# [WHAT IS REQUIRED]
Copy every line of the data that includes the string "axis".
━━━━━━━━
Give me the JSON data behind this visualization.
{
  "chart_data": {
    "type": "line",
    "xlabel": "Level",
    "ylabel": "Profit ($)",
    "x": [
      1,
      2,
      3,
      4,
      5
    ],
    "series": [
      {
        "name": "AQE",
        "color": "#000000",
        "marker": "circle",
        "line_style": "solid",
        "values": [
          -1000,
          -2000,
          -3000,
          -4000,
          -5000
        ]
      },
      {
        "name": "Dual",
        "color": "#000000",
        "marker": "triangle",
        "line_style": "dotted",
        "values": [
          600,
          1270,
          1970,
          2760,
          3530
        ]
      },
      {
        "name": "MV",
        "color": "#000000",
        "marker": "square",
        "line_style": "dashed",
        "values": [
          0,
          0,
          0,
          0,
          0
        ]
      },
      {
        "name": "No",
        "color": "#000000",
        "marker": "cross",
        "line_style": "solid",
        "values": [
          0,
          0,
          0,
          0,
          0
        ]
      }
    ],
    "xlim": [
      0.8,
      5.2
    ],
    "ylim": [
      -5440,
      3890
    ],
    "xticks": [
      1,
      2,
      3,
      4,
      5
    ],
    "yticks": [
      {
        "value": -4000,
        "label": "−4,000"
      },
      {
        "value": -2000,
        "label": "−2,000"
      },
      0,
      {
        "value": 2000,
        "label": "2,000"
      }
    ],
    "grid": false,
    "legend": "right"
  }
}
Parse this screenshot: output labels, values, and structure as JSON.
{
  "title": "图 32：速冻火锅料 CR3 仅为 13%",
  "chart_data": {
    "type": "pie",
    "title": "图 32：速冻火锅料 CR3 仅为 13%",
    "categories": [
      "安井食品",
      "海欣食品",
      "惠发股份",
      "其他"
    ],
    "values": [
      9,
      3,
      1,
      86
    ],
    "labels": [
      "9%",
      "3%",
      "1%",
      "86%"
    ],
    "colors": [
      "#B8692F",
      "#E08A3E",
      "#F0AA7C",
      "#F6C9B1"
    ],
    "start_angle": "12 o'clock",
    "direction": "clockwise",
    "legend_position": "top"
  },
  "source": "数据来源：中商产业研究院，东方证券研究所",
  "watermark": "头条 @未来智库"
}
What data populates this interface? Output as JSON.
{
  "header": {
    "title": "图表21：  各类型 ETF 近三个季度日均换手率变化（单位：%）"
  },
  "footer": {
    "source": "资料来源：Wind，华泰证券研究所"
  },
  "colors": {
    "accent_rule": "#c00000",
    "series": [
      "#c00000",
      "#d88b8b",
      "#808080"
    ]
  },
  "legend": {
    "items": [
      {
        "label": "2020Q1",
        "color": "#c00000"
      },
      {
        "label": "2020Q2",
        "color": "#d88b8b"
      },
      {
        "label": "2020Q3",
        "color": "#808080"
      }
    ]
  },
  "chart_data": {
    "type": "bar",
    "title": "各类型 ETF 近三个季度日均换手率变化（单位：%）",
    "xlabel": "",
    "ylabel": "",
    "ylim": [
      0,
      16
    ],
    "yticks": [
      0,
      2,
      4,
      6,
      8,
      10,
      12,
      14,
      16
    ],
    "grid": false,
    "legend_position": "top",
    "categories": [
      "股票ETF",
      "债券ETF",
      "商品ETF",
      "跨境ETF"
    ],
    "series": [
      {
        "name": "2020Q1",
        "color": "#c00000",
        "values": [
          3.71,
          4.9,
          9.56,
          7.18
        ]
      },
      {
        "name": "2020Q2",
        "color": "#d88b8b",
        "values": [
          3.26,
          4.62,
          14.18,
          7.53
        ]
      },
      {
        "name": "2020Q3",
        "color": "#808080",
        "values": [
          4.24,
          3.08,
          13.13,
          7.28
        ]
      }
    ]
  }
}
━━━━━━━━
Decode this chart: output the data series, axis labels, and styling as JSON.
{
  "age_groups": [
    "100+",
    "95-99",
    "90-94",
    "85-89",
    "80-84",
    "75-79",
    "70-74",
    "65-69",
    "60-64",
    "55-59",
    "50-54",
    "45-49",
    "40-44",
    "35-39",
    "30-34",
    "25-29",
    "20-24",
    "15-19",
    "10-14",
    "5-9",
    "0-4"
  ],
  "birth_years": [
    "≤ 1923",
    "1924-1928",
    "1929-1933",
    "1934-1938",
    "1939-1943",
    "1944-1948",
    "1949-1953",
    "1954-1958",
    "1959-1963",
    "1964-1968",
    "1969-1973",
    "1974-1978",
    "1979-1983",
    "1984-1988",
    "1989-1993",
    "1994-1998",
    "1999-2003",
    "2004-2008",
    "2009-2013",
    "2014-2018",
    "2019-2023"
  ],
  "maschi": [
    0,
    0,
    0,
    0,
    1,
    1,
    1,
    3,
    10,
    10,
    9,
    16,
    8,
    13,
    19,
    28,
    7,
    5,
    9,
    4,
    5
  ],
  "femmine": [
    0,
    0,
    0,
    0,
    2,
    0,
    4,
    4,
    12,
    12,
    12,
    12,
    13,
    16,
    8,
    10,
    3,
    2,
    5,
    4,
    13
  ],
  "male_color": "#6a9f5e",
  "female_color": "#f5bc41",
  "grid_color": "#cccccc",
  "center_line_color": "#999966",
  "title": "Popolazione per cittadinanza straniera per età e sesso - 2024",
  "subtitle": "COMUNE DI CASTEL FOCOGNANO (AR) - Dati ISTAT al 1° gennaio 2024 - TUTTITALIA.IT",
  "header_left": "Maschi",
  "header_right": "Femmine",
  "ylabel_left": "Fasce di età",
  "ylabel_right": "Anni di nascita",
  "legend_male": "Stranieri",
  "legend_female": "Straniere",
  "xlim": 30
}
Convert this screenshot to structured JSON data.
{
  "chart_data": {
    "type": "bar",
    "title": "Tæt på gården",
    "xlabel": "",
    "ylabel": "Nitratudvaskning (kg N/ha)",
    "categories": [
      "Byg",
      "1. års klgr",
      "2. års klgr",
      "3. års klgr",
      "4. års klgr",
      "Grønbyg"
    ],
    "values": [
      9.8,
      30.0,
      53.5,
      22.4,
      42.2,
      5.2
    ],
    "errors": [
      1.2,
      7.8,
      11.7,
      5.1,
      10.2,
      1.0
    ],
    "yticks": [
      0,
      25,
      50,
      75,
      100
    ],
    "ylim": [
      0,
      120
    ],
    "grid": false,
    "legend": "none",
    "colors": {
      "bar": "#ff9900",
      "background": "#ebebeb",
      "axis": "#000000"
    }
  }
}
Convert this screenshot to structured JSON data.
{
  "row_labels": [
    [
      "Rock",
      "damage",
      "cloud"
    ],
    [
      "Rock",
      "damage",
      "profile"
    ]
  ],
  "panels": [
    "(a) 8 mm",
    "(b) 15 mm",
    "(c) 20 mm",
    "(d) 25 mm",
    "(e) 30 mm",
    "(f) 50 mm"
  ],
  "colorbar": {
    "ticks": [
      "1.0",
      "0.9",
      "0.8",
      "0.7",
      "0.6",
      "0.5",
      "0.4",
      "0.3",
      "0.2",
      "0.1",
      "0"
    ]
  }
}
━━━━━━━━
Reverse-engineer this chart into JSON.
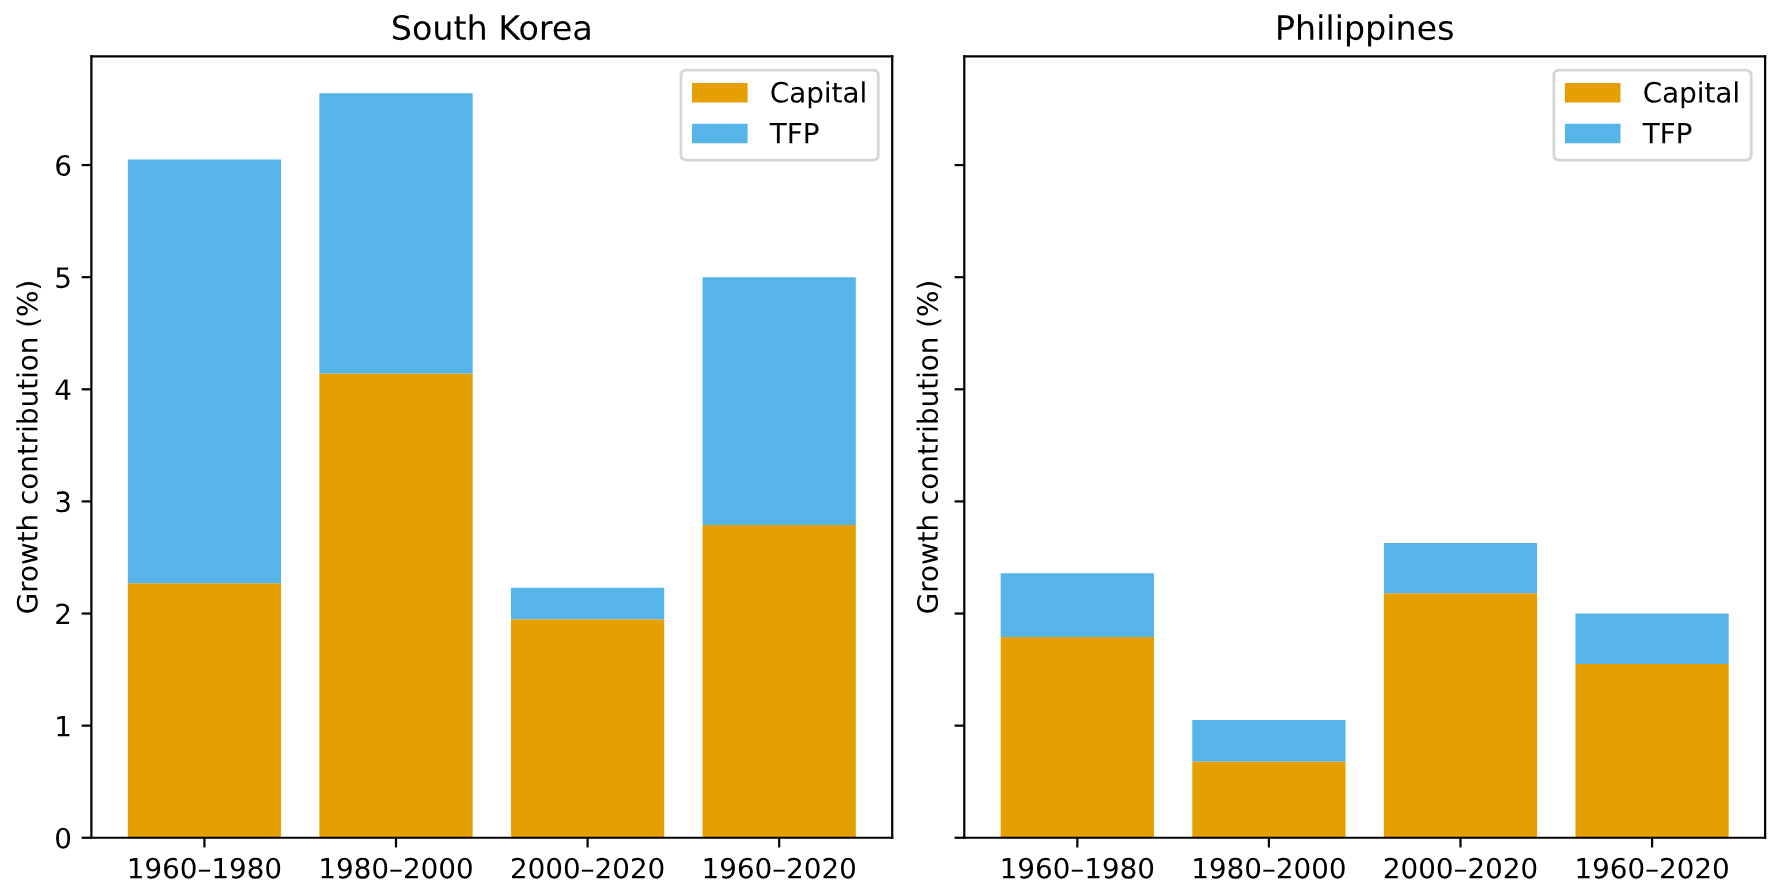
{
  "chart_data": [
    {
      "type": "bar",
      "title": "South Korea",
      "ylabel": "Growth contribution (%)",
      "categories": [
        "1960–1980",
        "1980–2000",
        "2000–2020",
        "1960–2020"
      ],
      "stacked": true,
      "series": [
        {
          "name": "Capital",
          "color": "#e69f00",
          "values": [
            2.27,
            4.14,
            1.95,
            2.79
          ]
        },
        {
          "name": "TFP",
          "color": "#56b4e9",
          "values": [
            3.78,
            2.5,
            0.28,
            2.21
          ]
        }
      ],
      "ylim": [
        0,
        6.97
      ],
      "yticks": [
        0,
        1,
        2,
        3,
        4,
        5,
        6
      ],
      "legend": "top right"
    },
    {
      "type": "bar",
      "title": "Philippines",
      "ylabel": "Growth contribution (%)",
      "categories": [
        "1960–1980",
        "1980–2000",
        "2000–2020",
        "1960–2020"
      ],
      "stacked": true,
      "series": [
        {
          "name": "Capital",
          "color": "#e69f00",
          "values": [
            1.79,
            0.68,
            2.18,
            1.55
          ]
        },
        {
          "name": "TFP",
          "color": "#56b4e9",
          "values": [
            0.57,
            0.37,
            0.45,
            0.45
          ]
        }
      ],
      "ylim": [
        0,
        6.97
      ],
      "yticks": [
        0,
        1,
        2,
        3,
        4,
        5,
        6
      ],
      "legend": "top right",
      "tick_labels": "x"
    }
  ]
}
━━━━━━━━
# [THE COMPLETED TASK]
Decode this chart: output the data series, axis labels, and styling as JSON.
      "axis": "#000000"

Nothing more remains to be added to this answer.